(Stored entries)
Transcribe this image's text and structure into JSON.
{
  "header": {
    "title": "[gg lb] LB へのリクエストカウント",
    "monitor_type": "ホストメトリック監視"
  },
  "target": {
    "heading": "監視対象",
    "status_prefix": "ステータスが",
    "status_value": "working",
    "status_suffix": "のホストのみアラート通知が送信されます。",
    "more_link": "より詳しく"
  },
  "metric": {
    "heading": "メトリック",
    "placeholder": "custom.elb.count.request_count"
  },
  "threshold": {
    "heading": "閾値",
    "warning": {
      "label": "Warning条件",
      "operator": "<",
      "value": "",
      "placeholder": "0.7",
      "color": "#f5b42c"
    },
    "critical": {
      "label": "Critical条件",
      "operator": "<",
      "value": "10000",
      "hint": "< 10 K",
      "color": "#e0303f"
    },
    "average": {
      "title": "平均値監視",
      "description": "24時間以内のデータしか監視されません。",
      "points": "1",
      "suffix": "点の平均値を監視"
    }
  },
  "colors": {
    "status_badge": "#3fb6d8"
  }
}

Task requirements — Pull out each line of the entries that contains "placeholder".

Finished answer —
    "placeholder": "custom.elb.count.request_count"
      "placeholder": "0.7",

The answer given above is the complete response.